_Given exercise_. Below is a listing; copy all of it exactly.

==== Material provided ====

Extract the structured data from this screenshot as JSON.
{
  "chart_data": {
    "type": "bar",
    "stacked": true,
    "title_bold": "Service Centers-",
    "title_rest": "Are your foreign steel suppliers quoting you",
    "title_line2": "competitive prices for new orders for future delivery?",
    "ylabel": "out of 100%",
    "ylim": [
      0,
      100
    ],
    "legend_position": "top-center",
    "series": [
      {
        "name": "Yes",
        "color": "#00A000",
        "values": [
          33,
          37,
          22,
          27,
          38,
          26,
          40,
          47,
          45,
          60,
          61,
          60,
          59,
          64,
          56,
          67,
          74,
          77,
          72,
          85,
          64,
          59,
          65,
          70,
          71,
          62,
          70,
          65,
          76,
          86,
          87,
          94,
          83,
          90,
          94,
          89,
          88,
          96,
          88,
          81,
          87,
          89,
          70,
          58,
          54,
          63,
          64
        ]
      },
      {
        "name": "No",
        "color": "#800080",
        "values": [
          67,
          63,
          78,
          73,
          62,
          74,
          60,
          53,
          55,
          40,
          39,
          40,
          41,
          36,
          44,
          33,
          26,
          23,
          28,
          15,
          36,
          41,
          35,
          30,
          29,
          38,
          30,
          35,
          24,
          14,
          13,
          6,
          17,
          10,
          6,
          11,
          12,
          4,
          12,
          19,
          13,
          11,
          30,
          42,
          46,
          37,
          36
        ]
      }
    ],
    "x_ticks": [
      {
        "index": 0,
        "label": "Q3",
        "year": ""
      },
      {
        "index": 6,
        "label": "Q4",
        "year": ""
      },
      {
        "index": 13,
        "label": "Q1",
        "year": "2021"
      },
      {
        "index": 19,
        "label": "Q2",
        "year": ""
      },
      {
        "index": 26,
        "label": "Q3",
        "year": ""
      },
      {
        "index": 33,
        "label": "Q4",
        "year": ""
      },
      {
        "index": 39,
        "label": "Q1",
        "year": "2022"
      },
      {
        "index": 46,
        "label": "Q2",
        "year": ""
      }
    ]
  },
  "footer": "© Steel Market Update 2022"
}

====

_Full response_.
Extract the structured data from this screenshot as JSON.
{
  "chart_data": {
    "type": "bar",
    "stacked": true,
    "title_bold": "Service Centers-",
    "title_rest": "Are your foreign steel suppliers quoting you",
    "title_line2": "competitive prices for new orders for future delivery?",
    "ylabel": "out of 100%",
    "ylim": [
      0,
      100
    ],
    "legend_position": "top-center",
    "series": [
      {
        "name": "Yes",
        "color": "#00A000",
        "values": [
          33,
          37,
          22,
          27,
          38,
          26,
          40,
          47,
          45,
          60,
          61,
          60,
          59,
          64,
          56,
          67,
          74,
          77,
          72,
          85,
          64,
          59,
          65,
          70,
          71,
          62,
          70,
          65,
          76,
          86,
          87,
          94,
          83,
          90,
          94,
          89,
          88,
          96,
          88,
          81,
          87,
          89,
          70,
          58,
          54,
          63,
          64
        ]
      },
      {
        "name": "No",
        "color": "#800080",
        "values": [
          67,
          63,
          78,
          73,
          62,
          74,
          60,
          53,
          55,
          40,
          39,
          40,
          41,
          36,
          44,
          33,
          26,
          23,
          28,
          15,
          36,
          41,
          35,
          30,
          29,
          38,
          30,
          35,
          24,
          14,
          13,
          6,
          17,
          10,
          6,
          11,
          12,
          4,
          12,
          19,
          13,
          11,
          30,
          42,
          46,
          37,
          36
        ]
      }
    ],
    "x_ticks": [
      {
        "index": 0,
        "label": "Q3",
        "year": ""
      },
      {
        "index": 6,
        "label": "Q4",
        "year": ""
      },
      {
        "index": 13,
        "label": "Q1",
        "year": "2021"
      },
      {
        "index": 19,
        "label": "Q2",
        "year": ""
      },
      {
        "index": 26,
        "label": "Q3",
        "year": ""
      },
      {
        "index": 33,
        "label": "Q4",
        "year": ""
      },
      {
        "index": 39,
        "label": "Q1",
        "year": "2022"
      },
      {
        "index": 46,
        "label": "Q2",
        "year": ""
      }
    ]
  },
  "footer": "© Steel Market Update 2022"
}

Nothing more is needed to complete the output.